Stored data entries
##############################

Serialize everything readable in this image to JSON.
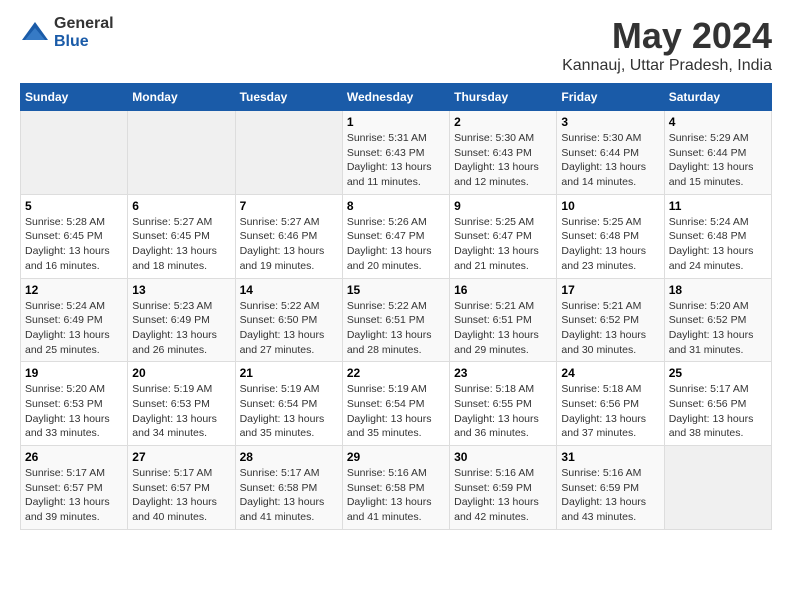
{
  "logo": {
    "general": "General",
    "blue": "Blue"
  },
  "title": "May 2024",
  "subtitle": "Kannauj, Uttar Pradesh, India",
  "days_of_week": [
    "Sunday",
    "Monday",
    "Tuesday",
    "Wednesday",
    "Thursday",
    "Friday",
    "Saturday"
  ],
  "weeks": [
    [
      {
        "day": "",
        "info": ""
      },
      {
        "day": "",
        "info": ""
      },
      {
        "day": "",
        "info": ""
      },
      {
        "day": "1",
        "info": "Sunrise: 5:31 AM\nSunset: 6:43 PM\nDaylight: 13 hours\nand 11 minutes."
      },
      {
        "day": "2",
        "info": "Sunrise: 5:30 AM\nSunset: 6:43 PM\nDaylight: 13 hours\nand 12 minutes."
      },
      {
        "day": "3",
        "info": "Sunrise: 5:30 AM\nSunset: 6:44 PM\nDaylight: 13 hours\nand 14 minutes."
      },
      {
        "day": "4",
        "info": "Sunrise: 5:29 AM\nSunset: 6:44 PM\nDaylight: 13 hours\nand 15 minutes."
      }
    ],
    [
      {
        "day": "5",
        "info": "Sunrise: 5:28 AM\nSunset: 6:45 PM\nDaylight: 13 hours\nand 16 minutes."
      },
      {
        "day": "6",
        "info": "Sunrise: 5:27 AM\nSunset: 6:45 PM\nDaylight: 13 hours\nand 18 minutes."
      },
      {
        "day": "7",
        "info": "Sunrise: 5:27 AM\nSunset: 6:46 PM\nDaylight: 13 hours\nand 19 minutes."
      },
      {
        "day": "8",
        "info": "Sunrise: 5:26 AM\nSunset: 6:47 PM\nDaylight: 13 hours\nand 20 minutes."
      },
      {
        "day": "9",
        "info": "Sunrise: 5:25 AM\nSunset: 6:47 PM\nDaylight: 13 hours\nand 21 minutes."
      },
      {
        "day": "10",
        "info": "Sunrise: 5:25 AM\nSunset: 6:48 PM\nDaylight: 13 hours\nand 23 minutes."
      },
      {
        "day": "11",
        "info": "Sunrise: 5:24 AM\nSunset: 6:48 PM\nDaylight: 13 hours\nand 24 minutes."
      }
    ],
    [
      {
        "day": "12",
        "info": "Sunrise: 5:24 AM\nSunset: 6:49 PM\nDaylight: 13 hours\nand 25 minutes."
      },
      {
        "day": "13",
        "info": "Sunrise: 5:23 AM\nSunset: 6:49 PM\nDaylight: 13 hours\nand 26 minutes."
      },
      {
        "day": "14",
        "info": "Sunrise: 5:22 AM\nSunset: 6:50 PM\nDaylight: 13 hours\nand 27 minutes."
      },
      {
        "day": "15",
        "info": "Sunrise: 5:22 AM\nSunset: 6:51 PM\nDaylight: 13 hours\nand 28 minutes."
      },
      {
        "day": "16",
        "info": "Sunrise: 5:21 AM\nSunset: 6:51 PM\nDaylight: 13 hours\nand 29 minutes."
      },
      {
        "day": "17",
        "info": "Sunrise: 5:21 AM\nSunset: 6:52 PM\nDaylight: 13 hours\nand 30 minutes."
      },
      {
        "day": "18",
        "info": "Sunrise: 5:20 AM\nSunset: 6:52 PM\nDaylight: 13 hours\nand 31 minutes."
      }
    ],
    [
      {
        "day": "19",
        "info": "Sunrise: 5:20 AM\nSunset: 6:53 PM\nDaylight: 13 hours\nand 33 minutes."
      },
      {
        "day": "20",
        "info": "Sunrise: 5:19 AM\nSunset: 6:53 PM\nDaylight: 13 hours\nand 34 minutes."
      },
      {
        "day": "21",
        "info": "Sunrise: 5:19 AM\nSunset: 6:54 PM\nDaylight: 13 hours\nand 35 minutes."
      },
      {
        "day": "22",
        "info": "Sunrise: 5:19 AM\nSunset: 6:54 PM\nDaylight: 13 hours\nand 35 minutes."
      },
      {
        "day": "23",
        "info": "Sunrise: 5:18 AM\nSunset: 6:55 PM\nDaylight: 13 hours\nand 36 minutes."
      },
      {
        "day": "24",
        "info": "Sunrise: 5:18 AM\nSunset: 6:56 PM\nDaylight: 13 hours\nand 37 minutes."
      },
      {
        "day": "25",
        "info": "Sunrise: 5:17 AM\nSunset: 6:56 PM\nDaylight: 13 hours\nand 38 minutes."
      }
    ],
    [
      {
        "day": "26",
        "info": "Sunrise: 5:17 AM\nSunset: 6:57 PM\nDaylight: 13 hours\nand 39 minutes."
      },
      {
        "day": "27",
        "info": "Sunrise: 5:17 AM\nSunset: 6:57 PM\nDaylight: 13 hours\nand 40 minutes."
      },
      {
        "day": "28",
        "info": "Sunrise: 5:17 AM\nSunset: 6:58 PM\nDaylight: 13 hours\nand 41 minutes."
      },
      {
        "day": "29",
        "info": "Sunrise: 5:16 AM\nSunset: 6:58 PM\nDaylight: 13 hours\nand 41 minutes."
      },
      {
        "day": "30",
        "info": "Sunrise: 5:16 AM\nSunset: 6:59 PM\nDaylight: 13 hours\nand 42 minutes."
      },
      {
        "day": "31",
        "info": "Sunrise: 5:16 AM\nSunset: 6:59 PM\nDaylight: 13 hours\nand 43 minutes."
      },
      {
        "day": "",
        "info": ""
      }
    ]
  ]
}
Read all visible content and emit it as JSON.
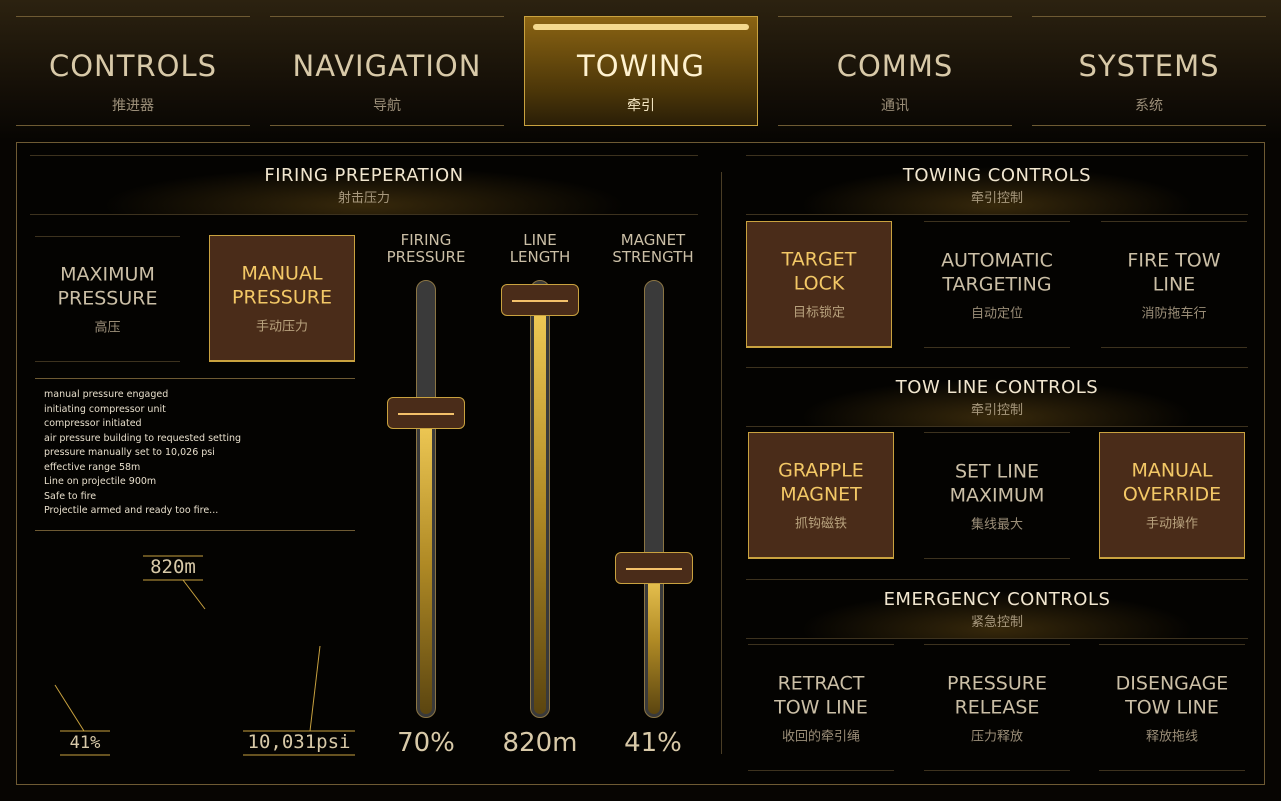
{
  "tabs": [
    {
      "label": "CONTROLS",
      "sub": "推进器"
    },
    {
      "label": "NAVIGATION",
      "sub": "导航"
    },
    {
      "label": "TOWING",
      "sub": "牵引"
    },
    {
      "label": "COMMS",
      "sub": "通讯"
    },
    {
      "label": "SYSTEMS",
      "sub": "系统"
    }
  ],
  "firing": {
    "title": "FIRING PREPERATION",
    "subtitle": "射击压力",
    "max_pressure": {
      "line1": "MAXIMUM",
      "line2": "PRESSURE",
      "sub": "高压"
    },
    "manual_pressure": {
      "line1": "MANUAL",
      "line2": "PRESSURE",
      "sub": "手动压力"
    },
    "log": [
      "manual pressure engaged",
      "initiating compressor unit",
      "compressor initiated",
      "air pressure building to requested setting",
      "pressure manually set to 10,026 psi",
      "effective range 58m",
      "Line on projectile 900m",
      "Safe to fire",
      "Projectile armed and ready too fire..."
    ],
    "callouts": {
      "range": "820m",
      "pct": "41%",
      "psi": "10,031psi"
    },
    "sliders": [
      {
        "label1": "FIRING",
        "label2": "PRESSURE",
        "value": "70%",
        "level": 0.7
      },
      {
        "label1": "LINE",
        "label2": "LENGTH",
        "value": "820m",
        "level": 0.96
      },
      {
        "label1": "MAGNET",
        "label2": "STRENGTH",
        "value": "41%",
        "level": 0.34
      }
    ]
  },
  "towing_controls": {
    "title": "TOWING CONTROLS",
    "subtitle": "牵引控制",
    "buttons": [
      {
        "line1": "TARGET",
        "line2": "LOCK",
        "sub": "目标锁定",
        "active": true
      },
      {
        "line1": "AUTOMATIC",
        "line2": "TARGETING",
        "sub": "自动定位",
        "active": false
      },
      {
        "line1": "FIRE TOW",
        "line2": "LINE",
        "sub": "消防拖车行",
        "active": false
      }
    ]
  },
  "tow_line_controls": {
    "title": "TOW LINE CONTROLS",
    "subtitle": "牵引控制",
    "buttons": [
      {
        "line1": "GRAPPLE",
        "line2": "MAGNET",
        "sub": "抓钩磁铁",
        "active": true
      },
      {
        "line1": "SET LINE",
        "line2": "MAXIMUM",
        "sub": "集线最大",
        "active": false
      },
      {
        "line1": "MANUAL",
        "line2": "OVERRIDE",
        "sub": "手动操作",
        "active": true
      }
    ]
  },
  "emergency_controls": {
    "title": "EMERGENCY CONTROLS",
    "subtitle": "紧急控制",
    "buttons": [
      {
        "line1": "RETRACT",
        "line2": "TOW LINE",
        "sub": "收回的牵引绳",
        "active": false
      },
      {
        "line1": "PRESSURE",
        "line2": "RELEASE",
        "sub": "压力释放",
        "active": false
      },
      {
        "line1": "DISENGAGE",
        "line2": "TOW LINE",
        "sub": "释放拖线",
        "active": false
      }
    ]
  },
  "colors": {
    "accent": "#c9a23f",
    "active_bg": "#4a2c19",
    "active_text": "#f3c866"
  }
}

##############################

Report the number of lines of the listing above that hold the string "subtitle", with no other text.

[Response to the exercise]
5